THE REQUEST
Return each line of the listing that contains the string "this".

[Dataset entries]

_____

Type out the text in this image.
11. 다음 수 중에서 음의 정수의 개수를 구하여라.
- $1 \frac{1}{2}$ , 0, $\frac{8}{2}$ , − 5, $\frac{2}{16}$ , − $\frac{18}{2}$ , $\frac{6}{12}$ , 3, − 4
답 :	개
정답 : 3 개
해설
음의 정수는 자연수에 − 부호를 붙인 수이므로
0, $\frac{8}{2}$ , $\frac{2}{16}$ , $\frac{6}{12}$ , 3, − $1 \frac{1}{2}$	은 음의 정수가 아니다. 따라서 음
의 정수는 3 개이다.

_____

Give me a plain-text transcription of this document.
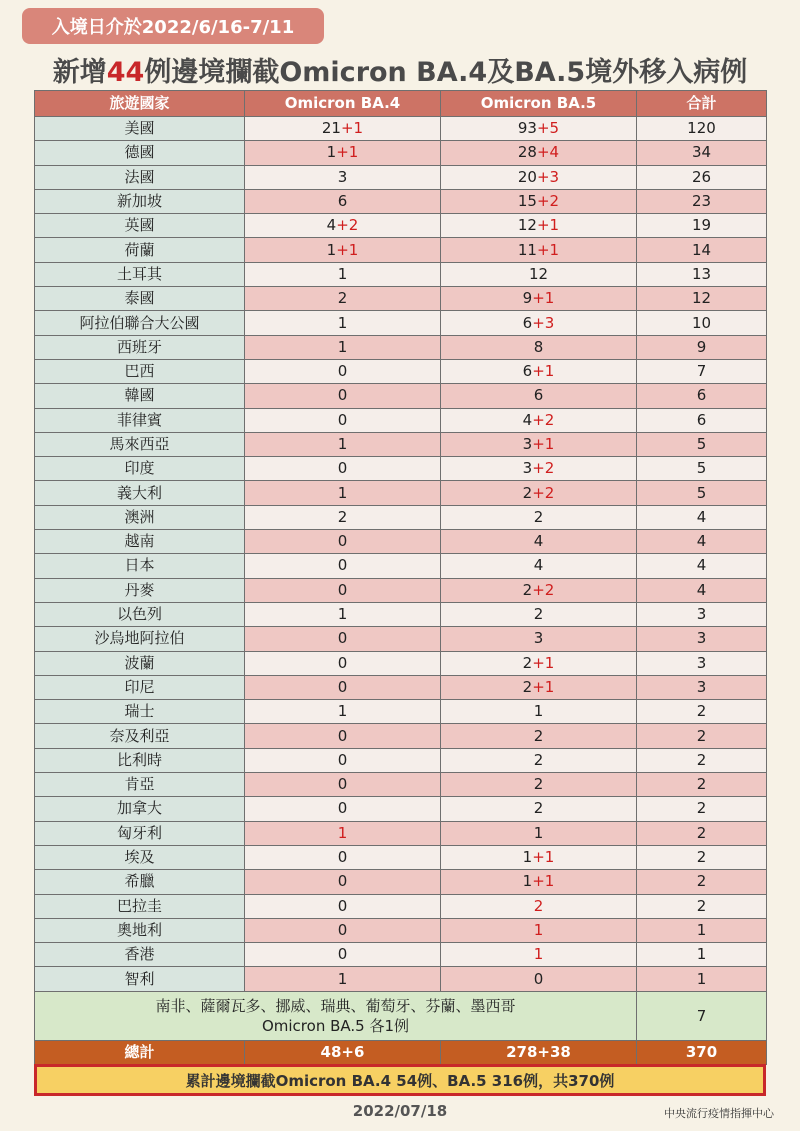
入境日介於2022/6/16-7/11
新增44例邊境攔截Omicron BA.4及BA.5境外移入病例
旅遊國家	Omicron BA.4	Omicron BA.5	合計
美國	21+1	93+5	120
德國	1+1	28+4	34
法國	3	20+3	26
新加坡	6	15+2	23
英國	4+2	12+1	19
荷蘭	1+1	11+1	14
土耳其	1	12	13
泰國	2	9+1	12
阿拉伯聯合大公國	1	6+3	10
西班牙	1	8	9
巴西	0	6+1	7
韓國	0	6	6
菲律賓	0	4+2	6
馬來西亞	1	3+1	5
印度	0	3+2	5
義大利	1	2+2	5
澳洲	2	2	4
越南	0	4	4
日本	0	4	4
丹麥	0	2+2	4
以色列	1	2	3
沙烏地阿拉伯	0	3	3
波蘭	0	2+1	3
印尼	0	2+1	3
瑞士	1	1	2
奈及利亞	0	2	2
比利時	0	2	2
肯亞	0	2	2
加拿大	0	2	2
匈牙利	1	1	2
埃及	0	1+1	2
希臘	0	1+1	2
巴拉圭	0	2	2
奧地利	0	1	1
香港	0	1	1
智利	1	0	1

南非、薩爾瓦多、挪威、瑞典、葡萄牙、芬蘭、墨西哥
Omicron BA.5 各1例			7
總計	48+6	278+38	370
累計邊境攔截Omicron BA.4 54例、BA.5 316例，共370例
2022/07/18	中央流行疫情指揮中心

_____

REPLY TO THE TASK
Type out the text in this image.
Give me a plain-text transcription of this document.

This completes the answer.